→ WRITTEN EXERCISE
Render every line of the rows below as a Markdown table with two columns, "No." for the line number and "Line" for its text, skipping any blank lines. Omit the pictures from the answer.

(Collected data entries)
------------------------------------------------------------

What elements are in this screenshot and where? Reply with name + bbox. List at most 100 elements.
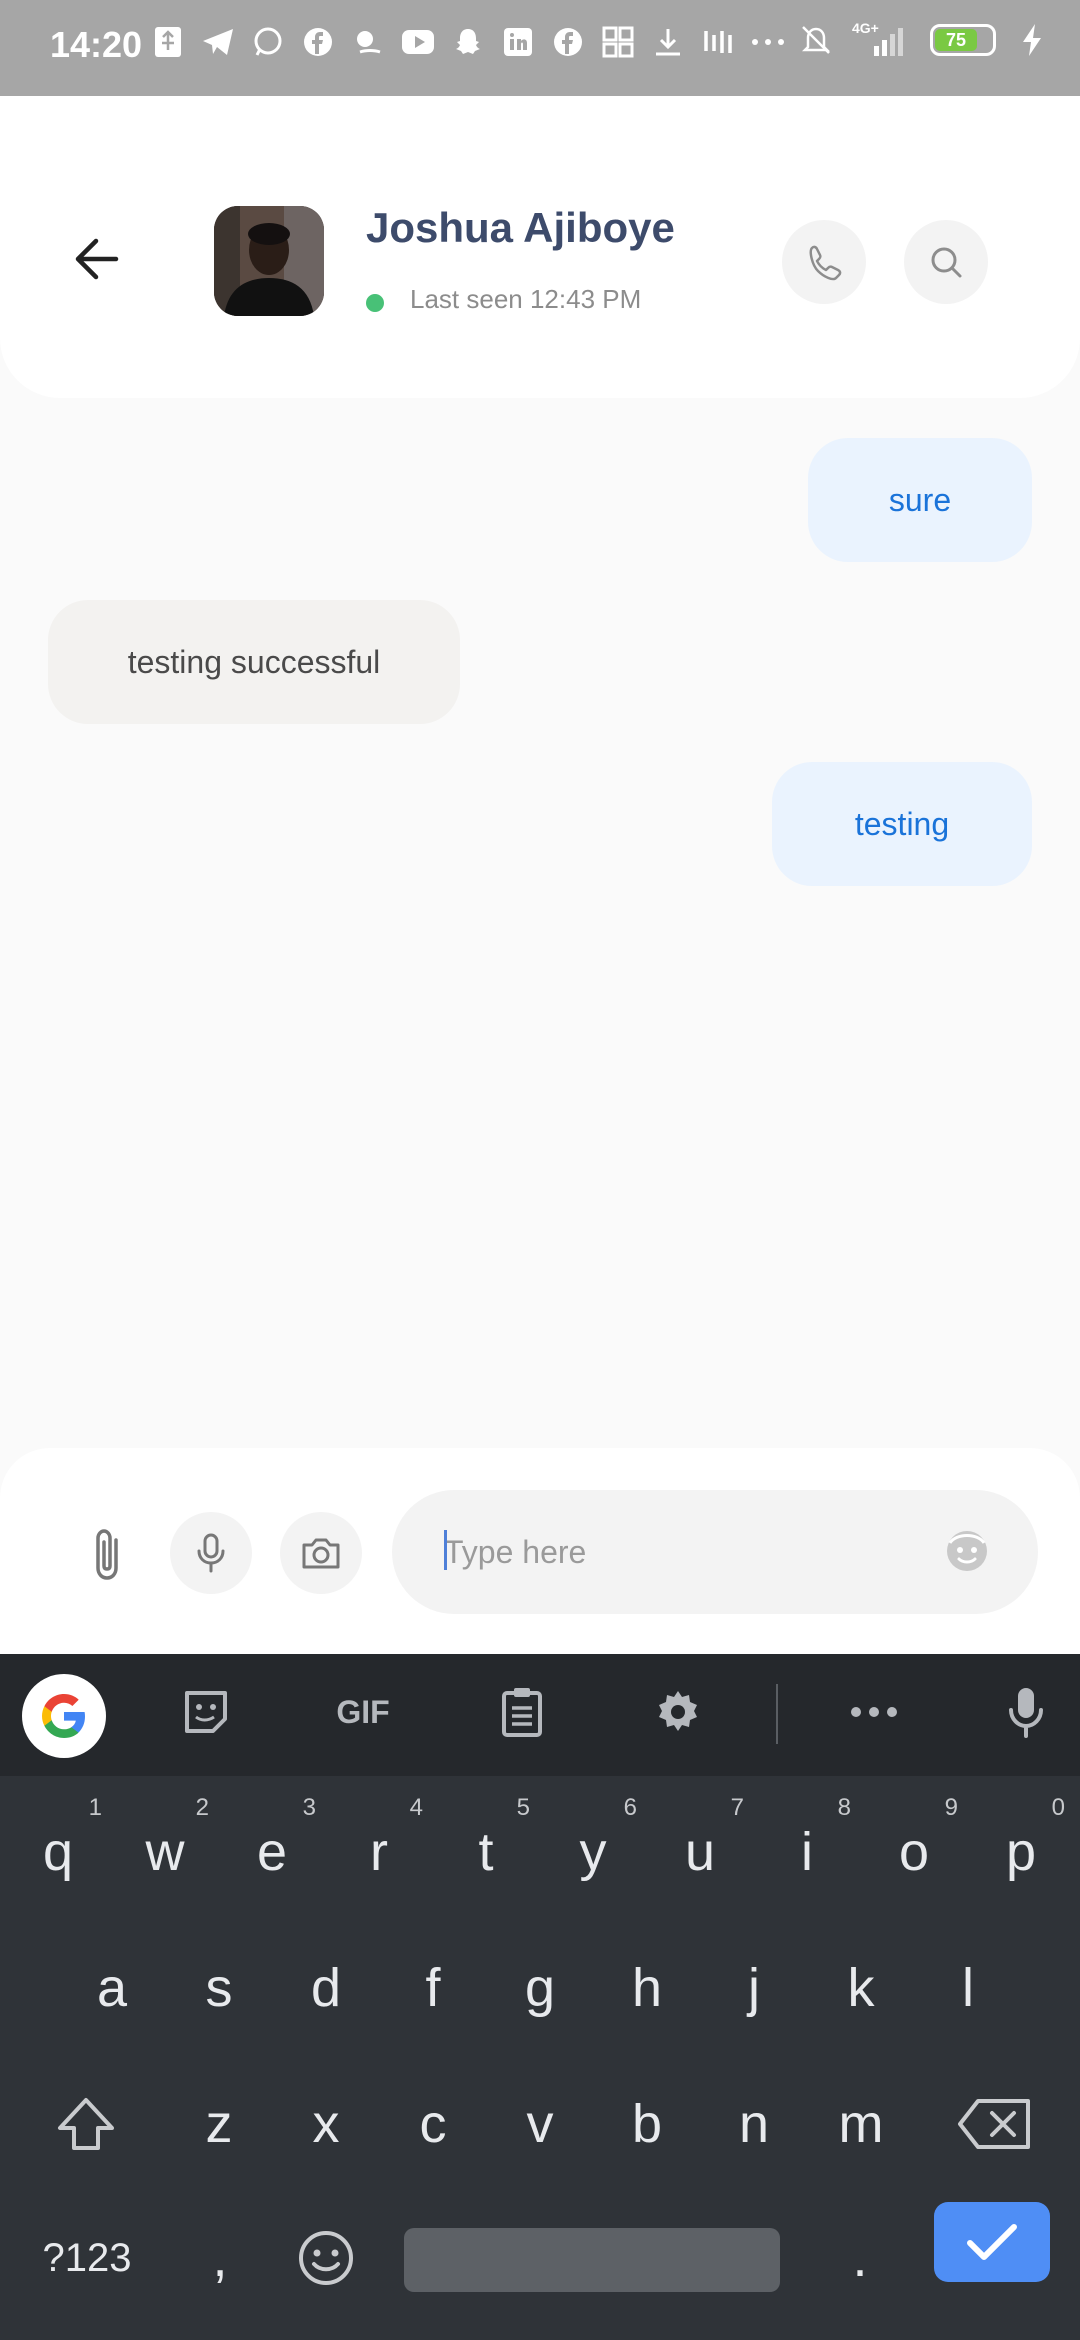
key-label: q <box>42 1822 74 1882</box>
message-bubble-outgoing[interactable]: testing <box>772 762 1032 886</box>
key-r[interactable]: r4 <box>329 1792 429 1912</box>
search-button[interactable] <box>904 220 988 304</box>
notification-icons <box>150 24 786 60</box>
online-status-dot <box>366 294 384 312</box>
avatar[interactable] <box>214 206 324 316</box>
text-cursor <box>444 1530 447 1570</box>
symbols-key[interactable]: ?123 <box>32 2198 142 2318</box>
key-n[interactable]: n <box>704 2064 804 2184</box>
period-key[interactable]: . <box>810 2198 910 2318</box>
key-label: t <box>478 1822 494 1882</box>
key-q[interactable]: q1 <box>8 1792 108 1912</box>
status-right: 4G+ 75 <box>798 20 1050 58</box>
key-hint: 4 <box>409 1794 423 1821</box>
key-p[interactable]: p0 <box>971 1792 1071 1912</box>
more-options-button[interactable] <box>846 1684 902 1740</box>
key-g[interactable]: g <box>490 1928 590 2048</box>
key-label: p <box>1005 1822 1037 1882</box>
key-hint: 6 <box>623 1794 637 1821</box>
key-s[interactable]: s <box>169 1928 269 2048</box>
key-label: w <box>145 1822 185 1882</box>
gif-button[interactable]: GIF <box>328 1684 398 1740</box>
comma-key[interactable]: , <box>170 2198 270 2318</box>
gear-icon <box>659 1691 697 1731</box>
key-x[interactable]: x <box>276 2064 376 2184</box>
key-w[interactable]: w2 <box>115 1792 215 1912</box>
linkedin-icon <box>500 24 536 60</box>
back-button[interactable] <box>66 226 132 292</box>
settings-button[interactable] <box>650 1684 706 1740</box>
signal-icon: 4G+ <box>852 20 912 58</box>
key-l[interactable]: l <box>918 1928 1018 2048</box>
facebook-icon <box>300 24 336 60</box>
key-label: y <box>579 1822 607 1882</box>
key-hint: 0 <box>1051 1794 1065 1821</box>
key-label: o <box>898 1822 930 1882</box>
shift-icon <box>58 2098 114 2150</box>
keyboard-toolbar: GIF <box>0 1654 1080 1776</box>
download-icon <box>650 24 686 60</box>
whatsapp-icon <box>250 24 286 60</box>
shift-key[interactable] <box>36 2064 136 2184</box>
more-icon <box>750 24 786 60</box>
attach-button[interactable] <box>80 1524 136 1584</box>
sticker-button[interactable] <box>178 1684 234 1740</box>
voice-input-button[interactable] <box>998 1684 1054 1740</box>
key-a[interactable]: a <box>62 1928 162 2048</box>
key-e[interactable]: e3 <box>222 1792 322 1912</box>
message-text: testing <box>854 805 950 842</box>
sticker-icon <box>185 1691 227 1733</box>
key-hint: 5 <box>516 1794 530 1821</box>
phone-icon <box>809 245 842 281</box>
key-label: r <box>370 1822 388 1882</box>
message-bubble-outgoing[interactable]: sure <box>808 438 1032 562</box>
key-f[interactable]: f <box>383 1928 483 2048</box>
jiji-icon <box>700 24 736 60</box>
key-y[interactable]: y6 <box>543 1792 643 1912</box>
paperclip-icon <box>96 1529 118 1580</box>
contact-name[interactable]: Joshua Ajiboye <box>366 204 675 252</box>
arrow-left-icon <box>75 238 119 280</box>
key-label: e <box>256 1822 288 1882</box>
usb-icon <box>150 24 186 60</box>
key-j[interactable]: j <box>704 1928 804 2048</box>
call-button[interactable] <box>782 220 866 304</box>
google-button[interactable] <box>22 1674 106 1758</box>
voice-record-button[interactable] <box>170 1512 252 1594</box>
emoji-key[interactable] <box>276 2198 376 2318</box>
backspace-icon <box>958 2099 1030 2149</box>
microphone-icon <box>197 1533 225 1573</box>
spacebar[interactable] <box>404 2228 780 2292</box>
emoji-icon <box>299 2231 353 2285</box>
key-hint: 2 <box>195 1794 209 1821</box>
key-b[interactable]: b <box>597 2064 697 2184</box>
key-o[interactable]: o9 <box>864 1792 964 1912</box>
key-d[interactable]: d <box>276 1928 376 2048</box>
emoji-button[interactable] <box>944 1528 990 1574</box>
key-hint: 3 <box>302 1794 316 1821</box>
checkmark-icon <box>967 2224 1017 2260</box>
key-c[interactable]: c <box>383 2064 483 2184</box>
status-bar: 14:20 4G+ 75 <box>0 0 1080 96</box>
key-t[interactable]: t5 <box>436 1792 536 1912</box>
camera-button[interactable] <box>280 1512 362 1594</box>
last-seen-text: Last seen 12:43 PM <box>410 284 642 314</box>
enter-button[interactable] <box>934 2202 1050 2282</box>
message-input[interactable] <box>444 1524 924 1580</box>
message-bubble-incoming[interactable]: testing successful <box>48 600 460 724</box>
key-i[interactable]: i8 <box>757 1792 857 1912</box>
key-z[interactable]: z <box>169 2064 269 2184</box>
key-m[interactable]: m <box>811 2064 911 2184</box>
bell-off-icon <box>798 22 834 58</box>
key-k[interactable]: k <box>811 1928 911 2048</box>
clipboard-button[interactable] <box>494 1684 550 1740</box>
key-h[interactable]: h <box>597 1928 697 2048</box>
more-horizontal-icon <box>851 1707 897 1717</box>
key-u[interactable]: u7 <box>650 1792 750 1912</box>
toolbar-divider <box>776 1684 778 1744</box>
battery-icon: 75 <box>930 24 996 56</box>
status-time: 14:20 <box>50 24 143 65</box>
key-hint: 9 <box>944 1794 958 1821</box>
key-v[interactable]: v <box>490 2064 590 2184</box>
backspace-key[interactable] <box>944 2064 1044 2184</box>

------------------------------------------------------------

→ ANSWER IN FULL
| No. | Line |
|---|---|
| 1 | What elements are in this screenshot and where? Reply with name + bbox. List at most 100 elements. |
| 2 | key-label: q <box>42 1822 74 1882</box> |
| 3 | message-bubble-outgoing[interactable]: testing <box>772 762 1032 886</box> |
| 4 | key-r[interactable]: r4 <box>329 1792 429 1912</box> |
| 5 | search-button[interactable] <box>904 220 988 304</box> |
| 6 | notification-icons <box>150 24 786 60</box> |
| 7 | online-status-dot <box>366 294 384 312</box> |
| 8 | avatar[interactable] <box>214 206 324 316</box> |
| 9 | text-cursor <box>444 1530 447 1570</box> |
| 10 | symbols-key[interactable]: ?123 <box>32 2198 142 2318</box> |
| 11 | key-n[interactable]: n <box>704 2064 804 2184</box> |
| 12 | period-key[interactable]: . <box>810 2198 910 2318</box> |
| 13 | key-label: t <box>478 1822 494 1882</box> |
| 14 | key-q[interactable]: q1 <box>8 1792 108 1912</box> |
| 15 | status-right: 4G+ 75 <box>798 20 1050 58</box> |
| 16 | key-hint: 4 <box>409 1794 423 1821</box> |
| 17 | key-p[interactable]: p0 <box>971 1792 1071 1912</box> |
| 18 | more-options-button[interactable] <box>846 1684 902 1740</box> |
| 19 | key-g[interactable]: g <box>490 1928 590 2048</box> |
| 20 | key-label: p <box>1005 1822 1037 1882</box> |
| 21 | key-hint: 6 <box>623 1794 637 1821</box> |
| 22 | key-s[interactable]: s <box>169 1928 269 2048</box> |
| 23 | key-label: w <box>145 1822 185 1882</box> |
| 24 | gif-button[interactable]: GIF <box>328 1684 398 1740</box> |
| 25 | comma-key[interactable]: , <box>170 2198 270 2318</box> |
| 26 | gear-icon <box>659 1691 697 1731</box> |
| 27 | key-x[interactable]: x <box>276 2064 376 2184</box> |
| 28 | key-w[interactable]: w2 <box>115 1792 215 1912</box> |
| 29 | linkedin-icon <box>500 24 536 60</box> |
| 30 | back-button[interactable] <box>66 226 132 292</box> |
| 31 | settings-button[interactable] <box>650 1684 706 1740</box> |
| 32 | signal-icon: 4G+ <box>852 20 912 58</box> |
| 33 | key-l[interactable]: l <box>918 1928 1018 2048</box> |
| 34 | facebook-icon <box>300 24 336 60</box> |
| 35 | key-label: y <box>579 1822 607 1882</box> |
| 36 | key-hint: 0 <box>1051 1794 1065 1821</box> |
| 37 | key-label: o <box>898 1822 930 1882</box> |
| 38 | shift-icon <box>58 2098 114 2150</box> |
| 39 | keyboard-toolbar: GIF <box>0 1654 1080 1776</box> |
| 40 | download-icon <box>650 24 686 60</box> |
| 41 | whatsapp-icon <box>250 24 286 60</box> |
| 42 | shift-key[interactable] <box>36 2064 136 2184</box> |
| 43 | more-icon <box>750 24 786 60</box> |
| 44 | attach-button[interactable] <box>80 1524 136 1584</box> |
| 45 | sticker-button[interactable] <box>178 1684 234 1740</box> |
| 46 | voice-input-button[interactable] <box>998 1684 1054 1740</box> |
| 47 | key-a[interactable]: a <box>62 1928 162 2048</box> |
| 48 | key-e[interactable]: e3 <box>222 1792 322 1912</box> |
| 49 | message-text: testing <box>854 805 950 842</box> |
| 50 | sticker-icon <box>185 1691 227 1733</box> |
| 51 | key-hint: 5 <box>516 1794 530 1821</box> |
| 52 | phone-icon <box>809 245 842 281</box> |
| 53 | key-label: r <box>370 1822 388 1882</box> |
| 54 | message-bubble-outgoing[interactable]: sure <box>808 438 1032 562</box> |
| 55 | key-f[interactable]: f <box>383 1928 483 2048</box> |
| 56 | jiji-icon <box>700 24 736 60</box> |
| 57 | key-y[interactable]: y6 <box>543 1792 643 1912</box> |
| 58 | paperclip-icon <box>96 1529 118 1580</box> |
| 59 | contact-name[interactable]: Joshua Ajiboye <box>366 204 675 252</box> |
| 60 | arrow-left-icon <box>75 238 119 280</box> |
| 61 | key-label: e <box>256 1822 288 1882</box> |
| 62 | usb-icon <box>150 24 186 60</box> |
| 63 | key-j[interactable]: j <box>704 1928 804 2048</box> |
| 64 | call-button[interactable] <box>782 220 866 304</box> |
| 65 | google-button[interactable] <box>22 1674 106 1758</box> |
| 66 | voice-record-button[interactable] <box>170 1512 252 1594</box> |
| 67 | emoji-key[interactable] <box>276 2198 376 2318</box> |
| 68 | backspace-icon <box>958 2099 1030 2149</box> |
| 69 | microphone-icon <box>197 1533 225 1573</box> |
| 70 | spacebar[interactable] <box>404 2228 780 2292</box> |
| 71 | emoji-icon <box>299 2231 353 2285</box> |
| 72 | key-hint: 2 <box>195 1794 209 1821</box> |
| 73 | key-b[interactable]: b <box>597 2064 697 2184</box> |
| 74 | key-o[interactable]: o9 <box>864 1792 964 1912</box> |
| 75 | key-d[interactable]: d <box>276 1928 376 2048</box> |
| 76 | emoji-button[interactable] <box>944 1528 990 1574</box> |
| 77 | key-hint: 3 <box>302 1794 316 1821</box> |
| 78 | checkmark-icon <box>967 2224 1017 2260</box> |
| 79 | key-c[interactable]: c <box>383 2064 483 2184</box> |
| 80 | status-bar: 14:20 4G+ 75 <box>0 0 1080 96</box> |
| 81 | key-t[interactable]: t5 <box>436 1792 536 1912</box> |
| 82 | camera-button[interactable] <box>280 1512 362 1594</box> |
| 83 | last-seen-text: Last seen 12:43 PM <box>410 284 642 314</box> |
| 84 | enter-button[interactable] <box>934 2202 1050 2282</box> |
| 85 | message-input[interactable] <box>444 1524 924 1580</box> |
| 86 | message-bubble-incoming[interactable]: testing successful <box>48 600 460 724</box> |
| 87 | key-i[interactable]: i8 <box>757 1792 857 1912</box> |
| 88 | key-z[interactable]: z <box>169 2064 269 2184</box> |
| 89 | key-m[interactable]: m <box>811 2064 911 2184</box> |
| 90 | bell-off-icon <box>798 22 834 58</box> |
| 91 | key-k[interactable]: k <box>811 1928 911 2048</box> |
| 92 | clipboard-button[interactable] <box>494 1684 550 1740</box> |
| 93 | key-h[interactable]: h <box>597 1928 697 2048</box> |
| 94 | more-horizontal-icon <box>851 1707 897 1717</box> |
| 95 | key-u[interactable]: u7 <box>650 1792 750 1912</box> |
| 96 | toolbar-divider <box>776 1684 778 1744</box> |
| 97 | battery-icon: 75 <box>930 24 996 56</box> |
| 98 | status-time: 14:20 <box>50 24 143 65</box> |
| 99 | key-hint: 9 <box>944 1794 958 1821</box> |
| 100 | key-v[interactable]: v <box>490 2064 590 2184</box> |
| 101 | backspace-key[interactable] <box>944 2064 1044 2184</box> |